WORK TO BE COMPLETED: Here are some entries; quote each one exactly.

═════ INPUT FOR THIS TASK

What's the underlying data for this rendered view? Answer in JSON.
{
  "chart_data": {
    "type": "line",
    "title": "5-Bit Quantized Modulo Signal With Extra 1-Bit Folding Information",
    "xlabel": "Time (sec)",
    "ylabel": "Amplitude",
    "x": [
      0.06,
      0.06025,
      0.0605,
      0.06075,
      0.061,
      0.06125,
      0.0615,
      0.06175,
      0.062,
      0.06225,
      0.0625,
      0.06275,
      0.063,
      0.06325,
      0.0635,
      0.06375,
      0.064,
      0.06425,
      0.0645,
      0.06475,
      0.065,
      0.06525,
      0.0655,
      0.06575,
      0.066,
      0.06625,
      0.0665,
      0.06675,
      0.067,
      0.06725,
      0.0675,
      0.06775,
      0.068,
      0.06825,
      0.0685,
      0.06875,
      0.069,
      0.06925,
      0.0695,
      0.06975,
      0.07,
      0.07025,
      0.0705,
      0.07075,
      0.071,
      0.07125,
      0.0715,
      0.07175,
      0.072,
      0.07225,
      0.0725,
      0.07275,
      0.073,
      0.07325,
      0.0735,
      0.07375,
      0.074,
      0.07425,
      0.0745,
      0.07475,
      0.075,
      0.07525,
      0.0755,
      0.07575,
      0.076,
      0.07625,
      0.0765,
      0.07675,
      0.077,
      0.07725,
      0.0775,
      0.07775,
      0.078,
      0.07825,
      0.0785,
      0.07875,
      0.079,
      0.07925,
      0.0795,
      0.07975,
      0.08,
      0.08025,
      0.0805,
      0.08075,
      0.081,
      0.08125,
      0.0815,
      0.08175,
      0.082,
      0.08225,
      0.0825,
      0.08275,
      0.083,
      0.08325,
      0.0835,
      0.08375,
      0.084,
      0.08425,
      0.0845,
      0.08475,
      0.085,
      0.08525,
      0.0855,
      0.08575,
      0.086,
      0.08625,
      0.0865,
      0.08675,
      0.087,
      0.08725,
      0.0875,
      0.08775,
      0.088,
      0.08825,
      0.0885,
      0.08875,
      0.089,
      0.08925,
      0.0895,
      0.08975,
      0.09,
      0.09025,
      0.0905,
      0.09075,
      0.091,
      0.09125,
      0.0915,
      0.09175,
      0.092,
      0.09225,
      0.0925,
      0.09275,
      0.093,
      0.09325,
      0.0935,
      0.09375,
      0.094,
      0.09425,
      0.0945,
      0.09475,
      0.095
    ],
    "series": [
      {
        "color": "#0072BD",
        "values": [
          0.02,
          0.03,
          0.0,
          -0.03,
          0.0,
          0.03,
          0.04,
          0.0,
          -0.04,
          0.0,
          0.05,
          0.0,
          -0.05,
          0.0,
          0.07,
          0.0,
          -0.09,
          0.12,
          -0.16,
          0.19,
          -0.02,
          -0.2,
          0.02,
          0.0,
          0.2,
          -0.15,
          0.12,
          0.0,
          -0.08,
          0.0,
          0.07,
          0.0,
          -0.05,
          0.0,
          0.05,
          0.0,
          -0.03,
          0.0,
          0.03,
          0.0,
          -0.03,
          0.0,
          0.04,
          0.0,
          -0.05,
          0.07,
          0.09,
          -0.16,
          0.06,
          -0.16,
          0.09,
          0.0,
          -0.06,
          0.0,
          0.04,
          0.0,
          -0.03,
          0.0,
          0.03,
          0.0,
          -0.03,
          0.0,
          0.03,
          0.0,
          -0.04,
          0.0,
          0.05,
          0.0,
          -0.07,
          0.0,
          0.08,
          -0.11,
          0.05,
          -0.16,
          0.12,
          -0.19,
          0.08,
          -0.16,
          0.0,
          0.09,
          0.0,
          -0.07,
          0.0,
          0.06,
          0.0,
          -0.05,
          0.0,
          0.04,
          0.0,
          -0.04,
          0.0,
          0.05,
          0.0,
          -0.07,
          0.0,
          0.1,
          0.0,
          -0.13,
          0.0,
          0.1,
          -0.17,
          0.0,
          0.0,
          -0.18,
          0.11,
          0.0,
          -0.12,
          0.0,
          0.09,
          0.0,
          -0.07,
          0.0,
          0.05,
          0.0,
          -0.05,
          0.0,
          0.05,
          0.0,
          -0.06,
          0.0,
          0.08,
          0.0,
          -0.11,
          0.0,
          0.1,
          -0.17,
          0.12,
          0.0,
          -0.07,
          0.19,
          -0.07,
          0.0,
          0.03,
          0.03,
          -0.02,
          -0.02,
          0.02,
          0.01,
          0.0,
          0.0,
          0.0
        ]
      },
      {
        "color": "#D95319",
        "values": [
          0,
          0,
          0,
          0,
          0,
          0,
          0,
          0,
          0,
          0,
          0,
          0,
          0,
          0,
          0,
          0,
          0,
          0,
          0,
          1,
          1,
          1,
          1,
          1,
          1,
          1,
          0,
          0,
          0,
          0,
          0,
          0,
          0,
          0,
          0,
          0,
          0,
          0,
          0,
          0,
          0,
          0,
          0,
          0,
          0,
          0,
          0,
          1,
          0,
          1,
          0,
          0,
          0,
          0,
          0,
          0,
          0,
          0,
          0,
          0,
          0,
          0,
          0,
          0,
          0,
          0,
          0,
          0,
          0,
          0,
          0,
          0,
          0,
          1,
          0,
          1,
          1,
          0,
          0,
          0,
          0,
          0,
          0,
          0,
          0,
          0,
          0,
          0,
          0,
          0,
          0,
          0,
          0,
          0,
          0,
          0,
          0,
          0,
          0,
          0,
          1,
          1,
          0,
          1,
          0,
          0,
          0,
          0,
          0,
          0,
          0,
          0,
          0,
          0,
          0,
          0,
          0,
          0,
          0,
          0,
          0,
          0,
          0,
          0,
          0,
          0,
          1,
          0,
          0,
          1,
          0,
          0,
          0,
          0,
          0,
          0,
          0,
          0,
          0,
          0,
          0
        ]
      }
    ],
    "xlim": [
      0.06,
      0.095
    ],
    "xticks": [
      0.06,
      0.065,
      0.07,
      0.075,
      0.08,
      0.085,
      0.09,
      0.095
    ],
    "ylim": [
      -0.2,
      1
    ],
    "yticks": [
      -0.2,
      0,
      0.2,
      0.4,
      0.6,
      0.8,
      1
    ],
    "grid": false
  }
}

══════════

THE RESPONSE:
What's the underlying data for this rendered view? Answer in JSON.
{
  "chart_data": {
    "type": "line",
    "title": "5-Bit Quantized Modulo Signal With Extra 1-Bit Folding Information",
    "xlabel": "Time (sec)",
    "ylabel": "Amplitude",
    "x": [
      0.06,
      0.06025,
      0.0605,
      0.06075,
      0.061,
      0.06125,
      0.0615,
      0.06175,
      0.062,
      0.06225,
      0.0625,
      0.06275,
      0.063,
      0.06325,
      0.0635,
      0.06375,
      0.064,
      0.06425,
      0.0645,
      0.06475,
      0.065,
      0.06525,
      0.0655,
      0.06575,
      0.066,
      0.06625,
      0.0665,
      0.06675,
      0.067,
      0.06725,
      0.0675,
      0.06775,
      0.068,
      0.06825,
      0.0685,
      0.06875,
      0.069,
      0.06925,
      0.0695,
      0.06975,
      0.07,
      0.07025,
      0.0705,
      0.07075,
      0.071,
      0.07125,
      0.0715,
      0.07175,
      0.072,
      0.07225,
      0.0725,
      0.07275,
      0.073,
      0.07325,
      0.0735,
      0.07375,
      0.074,
      0.07425,
      0.0745,
      0.07475,
      0.075,
      0.07525,
      0.0755,
      0.07575,
      0.076,
      0.07625,
      0.0765,
      0.07675,
      0.077,
      0.07725,
      0.0775,
      0.07775,
      0.078,
      0.07825,
      0.0785,
      0.07875,
      0.079,
      0.07925,
      0.0795,
      0.07975,
      0.08,
      0.08025,
      0.0805,
      0.08075,
      0.081,
      0.08125,
      0.0815,
      0.08175,
      0.082,
      0.08225,
      0.0825,
      0.08275,
      0.083,
      0.08325,
      0.0835,
      0.08375,
      0.084,
      0.08425,
      0.0845,
      0.08475,
      0.085,
      0.08525,
      0.0855,
      0.08575,
      0.086,
      0.08625,
      0.0865,
      0.08675,
      0.087,
      0.08725,
      0.0875,
      0.08775,
      0.088,
      0.08825,
      0.0885,
      0.08875,
      0.089,
      0.08925,
      0.0895,
      0.08975,
      0.09,
      0.09025,
      0.0905,
      0.09075,
      0.091,
      0.09125,
      0.0915,
      0.09175,
      0.092,
      0.09225,
      0.0925,
      0.09275,
      0.093,
      0.09325,
      0.0935,
      0.09375,
      0.094,
      0.09425,
      0.0945,
      0.09475,
      0.095
    ],
    "series": [
      {
        "color": "#0072BD",
        "values": [
          0.02,
          0.03,
          0.0,
          -0.03,
          0.0,
          0.03,
          0.04,
          0.0,
          -0.04,
          0.0,
          0.05,
          0.0,
          -0.05,
          0.0,
          0.07,
          0.0,
          -0.09,
          0.12,
          -0.16,
          0.19,
          -0.02,
          -0.2,
          0.02,
          0.0,
          0.2,
          -0.15,
          0.12,
          0.0,
          -0.08,
          0.0,
          0.07,
          0.0,
          -0.05,
          0.0,
          0.05,
          0.0,
          -0.03,
          0.0,
          0.03,
          0.0,
          -0.03,
          0.0,
          0.04,
          0.0,
          -0.05,
          0.07,
          0.09,
          -0.16,
          0.06,
          -0.16,
          0.09,
          0.0,
          -0.06,
          0.0,
          0.04,
          0.0,
          -0.03,
          0.0,
          0.03,
          0.0,
          -0.03,
          0.0,
          0.03,
          0.0,
          -0.04,
          0.0,
          0.05,
          0.0,
          -0.07,
          0.0,
          0.08,
          -0.11,
          0.05,
          -0.16,
          0.12,
          -0.19,
          0.08,
          -0.16,
          0.0,
          0.09,
          0.0,
          -0.07,
          0.0,
          0.06,
          0.0,
          -0.05,
          0.0,
          0.04,
          0.0,
          -0.04,
          0.0,
          0.05,
          0.0,
          -0.07,
          0.0,
          0.1,
          0.0,
          -0.13,
          0.0,
          0.1,
          -0.17,
          0.0,
          0.0,
          -0.18,
          0.11,
          0.0,
          -0.12,
          0.0,
          0.09,
          0.0,
          -0.07,
          0.0,
          0.05,
          0.0,
          -0.05,
          0.0,
          0.05,
          0.0,
          -0.06,
          0.0,
          0.08,
          0.0,
          -0.11,
          0.0,
          0.1,
          -0.17,
          0.12,
          0.0,
          -0.07,
          0.19,
          -0.07,
          0.0,
          0.03,
          0.03,
          -0.02,
          -0.02,
          0.02,
          0.01,
          0.0,
          0.0,
          0.0
        ]
      },
      {
        "color": "#D95319",
        "values": [
          0,
          0,
          0,
          0,
          0,
          0,
          0,
          0,
          0,
          0,
          0,
          0,
          0,
          0,
          0,
          0,
          0,
          0,
          0,
          1,
          1,
          1,
          1,
          1,
          1,
          1,
          0,
          0,
          0,
          0,
          0,
          0,
          0,
          0,
          0,
          0,
          0,
          0,
          0,
          0,
          0,
          0,
          0,
          0,
          0,
          0,
          0,
          1,
          0,
          1,
          0,
          0,
          0,
          0,
          0,
          0,
          0,
          0,
          0,
          0,
          0,
          0,
          0,
          0,
          0,
          0,
          0,
          0,
          0,
          0,
          0,
          0,
          0,
          1,
          0,
          1,
          1,
          0,
          0,
          0,
          0,
          0,
          0,
          0,
          0,
          0,
          0,
          0,
          0,
          0,
          0,
          0,
          0,
          0,
          0,
          0,
          0,
          0,
          0,
          0,
          1,
          1,
          0,
          1,
          0,
          0,
          0,
          0,
          0,
          0,
          0,
          0,
          0,
          0,
          0,
          0,
          0,
          0,
          0,
          0,
          0,
          0,
          0,
          0,
          0,
          0,
          1,
          0,
          0,
          1,
          0,
          0,
          0,
          0,
          0,
          0,
          0,
          0,
          0,
          0,
          0
        ]
      }
    ],
    "xlim": [
      0.06,
      0.095
    ],
    "xticks": [
      0.06,
      0.065,
      0.07,
      0.075,
      0.08,
      0.085,
      0.09,
      0.095
    ],
    "ylim": [
      -0.2,
      1
    ],
    "yticks": [
      -0.2,
      0,
      0.2,
      0.4,
      0.6,
      0.8,
      1
    ],
    "grid": false
  }
}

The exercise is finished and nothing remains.